* _Brief_: What follows is a block of records; reproduce all of it verbatim.

* _Entries supplied_:
+-------+

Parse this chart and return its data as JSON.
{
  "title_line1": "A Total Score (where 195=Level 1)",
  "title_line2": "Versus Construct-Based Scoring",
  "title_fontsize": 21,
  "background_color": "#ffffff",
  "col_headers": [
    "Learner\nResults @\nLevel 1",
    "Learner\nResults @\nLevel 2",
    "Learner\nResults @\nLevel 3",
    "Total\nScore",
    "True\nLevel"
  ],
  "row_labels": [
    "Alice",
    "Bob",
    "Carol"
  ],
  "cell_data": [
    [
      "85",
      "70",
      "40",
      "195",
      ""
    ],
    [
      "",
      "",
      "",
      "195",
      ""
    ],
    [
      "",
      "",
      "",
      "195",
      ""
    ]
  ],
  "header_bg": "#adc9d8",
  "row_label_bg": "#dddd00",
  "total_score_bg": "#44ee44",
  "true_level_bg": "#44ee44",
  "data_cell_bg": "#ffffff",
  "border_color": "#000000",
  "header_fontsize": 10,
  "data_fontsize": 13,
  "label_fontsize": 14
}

+-------+

* _Right answer_:
Parse this chart and return its data as JSON.
{
  "title_line1": "A Total Score (where 195=Level 1)",
  "title_line2": "Versus Construct-Based Scoring",
  "title_fontsize": 21,
  "background_color": "#ffffff",
  "col_headers": [
    "Learner\nResults @\nLevel 1",
    "Learner\nResults @\nLevel 2",
    "Learner\nResults @\nLevel 3",
    "Total\nScore",
    "True\nLevel"
  ],
  "row_labels": [
    "Alice",
    "Bob",
    "Carol"
  ],
  "cell_data": [
    [
      "85",
      "70",
      "40",
      "195",
      ""
    ],
    [
      "",
      "",
      "",
      "195",
      ""
    ],
    [
      "",
      "",
      "",
      "195",
      ""
    ]
  ],
  "header_bg": "#adc9d8",
  "row_label_bg": "#dddd00",
  "total_score_bg": "#44ee44",
  "true_level_bg": "#44ee44",
  "data_cell_bg": "#ffffff",
  "border_color": "#000000",
  "header_fontsize": 10,
  "data_fontsize": 13,
  "label_fontsize": 14
}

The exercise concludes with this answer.